--- begin ---

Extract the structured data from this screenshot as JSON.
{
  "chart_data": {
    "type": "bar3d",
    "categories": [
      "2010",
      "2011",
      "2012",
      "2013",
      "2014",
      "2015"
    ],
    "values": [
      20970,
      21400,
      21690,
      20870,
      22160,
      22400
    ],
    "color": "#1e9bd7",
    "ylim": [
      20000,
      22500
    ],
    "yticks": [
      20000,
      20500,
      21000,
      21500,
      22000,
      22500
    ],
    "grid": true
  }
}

--- end ---

# EXERCISE DIRECTIONS
Repeat the data above exactly.

# EXERCISE SOLUTION
Extract the structured data from this screenshot as JSON.
{
  "chart_data": {
    "type": "bar3d",
    "categories": [
      "2010",
      "2011",
      "2012",
      "2013",
      "2014",
      "2015"
    ],
    "values": [
      20970,
      21400,
      21690,
      20870,
      22160,
      22400
    ],
    "color": "#1e9bd7",
    "ylim": [
      20000,
      22500
    ],
    "yticks": [
      20000,
      20500,
      21000,
      21500,
      22000,
      22500
    ],
    "grid": true
  }
}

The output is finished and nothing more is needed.